What is asked: Here are some records; return them all exactly.

Record set:

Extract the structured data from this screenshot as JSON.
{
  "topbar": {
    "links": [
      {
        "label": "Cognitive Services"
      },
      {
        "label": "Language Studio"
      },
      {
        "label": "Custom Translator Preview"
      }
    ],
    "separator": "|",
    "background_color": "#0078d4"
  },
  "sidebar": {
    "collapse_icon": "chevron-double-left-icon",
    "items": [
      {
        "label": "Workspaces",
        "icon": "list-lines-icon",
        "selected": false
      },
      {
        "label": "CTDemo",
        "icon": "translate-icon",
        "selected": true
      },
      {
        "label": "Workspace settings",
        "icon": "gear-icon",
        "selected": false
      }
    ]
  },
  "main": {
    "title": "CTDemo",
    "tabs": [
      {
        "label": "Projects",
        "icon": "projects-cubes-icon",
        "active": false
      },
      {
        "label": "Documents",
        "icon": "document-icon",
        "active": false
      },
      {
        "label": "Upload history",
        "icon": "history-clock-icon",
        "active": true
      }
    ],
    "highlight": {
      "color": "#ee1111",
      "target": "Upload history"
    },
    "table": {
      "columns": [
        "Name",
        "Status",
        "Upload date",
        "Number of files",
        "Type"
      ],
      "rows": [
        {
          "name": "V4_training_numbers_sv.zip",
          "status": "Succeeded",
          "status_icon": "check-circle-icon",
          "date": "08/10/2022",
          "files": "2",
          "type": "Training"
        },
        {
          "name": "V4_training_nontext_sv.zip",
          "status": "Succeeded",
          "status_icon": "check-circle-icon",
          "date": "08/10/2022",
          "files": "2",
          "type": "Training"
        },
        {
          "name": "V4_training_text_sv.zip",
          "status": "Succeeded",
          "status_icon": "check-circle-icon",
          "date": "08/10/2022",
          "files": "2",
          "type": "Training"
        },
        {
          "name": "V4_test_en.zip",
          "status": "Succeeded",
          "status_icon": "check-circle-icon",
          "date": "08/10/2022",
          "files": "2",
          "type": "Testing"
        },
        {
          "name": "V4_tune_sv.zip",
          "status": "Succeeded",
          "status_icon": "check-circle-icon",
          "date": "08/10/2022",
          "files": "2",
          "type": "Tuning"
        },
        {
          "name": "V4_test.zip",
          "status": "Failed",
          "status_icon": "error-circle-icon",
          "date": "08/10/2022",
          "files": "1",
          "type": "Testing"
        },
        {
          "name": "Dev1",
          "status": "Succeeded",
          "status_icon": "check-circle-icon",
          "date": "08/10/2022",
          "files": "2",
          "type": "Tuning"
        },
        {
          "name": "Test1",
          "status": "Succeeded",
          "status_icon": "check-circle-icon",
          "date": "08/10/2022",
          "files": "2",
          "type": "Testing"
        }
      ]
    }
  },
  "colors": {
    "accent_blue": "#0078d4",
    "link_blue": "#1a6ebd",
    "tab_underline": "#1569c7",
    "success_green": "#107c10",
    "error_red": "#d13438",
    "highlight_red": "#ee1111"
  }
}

Response below:
Extract the structured data from this screenshot as JSON.
{
  "topbar": {
    "links": [
      {
        "label": "Cognitive Services"
      },
      {
        "label": "Language Studio"
      },
      {
        "label": "Custom Translator Preview"
      }
    ],
    "separator": "|",
    "background_color": "#0078d4"
  },
  "sidebar": {
    "collapse_icon": "chevron-double-left-icon",
    "items": [
      {
        "label": "Workspaces",
        "icon": "list-lines-icon",
        "selected": false
      },
      {
        "label": "CTDemo",
        "icon": "translate-icon",
        "selected": true
      },
      {
        "label": "Workspace settings",
        "icon": "gear-icon",
        "selected": false
      }
    ]
  },
  "main": {
    "title": "CTDemo",
    "tabs": [
      {
        "label": "Projects",
        "icon": "projects-cubes-icon",
        "active": false
      },
      {
        "label": "Documents",
        "icon": "document-icon",
        "active": false
      },
      {
        "label": "Upload history",
        "icon": "history-clock-icon",
        "active": true
      }
    ],
    "highlight": {
      "color": "#ee1111",
      "target": "Upload history"
    },
    "table": {
      "columns": [
        "Name",
        "Status",
        "Upload date",
        "Number of files",
        "Type"
      ],
      "rows": [
        {
          "name": "V4_training_numbers_sv.zip",
          "status": "Succeeded",
          "status_icon": "check-circle-icon",
          "date": "08/10/2022",
          "files": "2",
          "type": "Training"
        },
        {
          "name": "V4_training_nontext_sv.zip",
          "status": "Succeeded",
          "status_icon": "check-circle-icon",
          "date": "08/10/2022",
          "files": "2",
          "type": "Training"
        },
        {
          "name": "V4_training_text_sv.zip",
          "status": "Succeeded",
          "status_icon": "check-circle-icon",
          "date": "08/10/2022",
          "files": "2",
          "type": "Training"
        },
        {
          "name": "V4_test_en.zip",
          "status": "Succeeded",
          "status_icon": "check-circle-icon",
          "date": "08/10/2022",
          "files": "2",
          "type": "Testing"
        },
        {
          "name": "V4_tune_sv.zip",
          "status": "Succeeded",
          "status_icon": "check-circle-icon",
          "date": "08/10/2022",
          "files": "2",
          "type": "Tuning"
        },
        {
          "name": "V4_test.zip",
          "status": "Failed",
          "status_icon": "error-circle-icon",
          "date": "08/10/2022",
          "files": "1",
          "type": "Testing"
        },
        {
          "name": "Dev1",
          "status": "Succeeded",
          "status_icon": "check-circle-icon",
          "date": "08/10/2022",
          "files": "2",
          "type": "Tuning"
        },
        {
          "name": "Test1",
          "status": "Succeeded",
          "status_icon": "check-circle-icon",
          "date": "08/10/2022",
          "files": "2",
          "type": "Testing"
        }
      ]
    }
  },
  "colors": {
    "accent_blue": "#0078d4",
    "link_blue": "#1a6ebd",
    "tab_underline": "#1569c7",
    "success_green": "#107c10",
    "error_red": "#d13438",
    "highlight_red": "#ee1111"
  }
}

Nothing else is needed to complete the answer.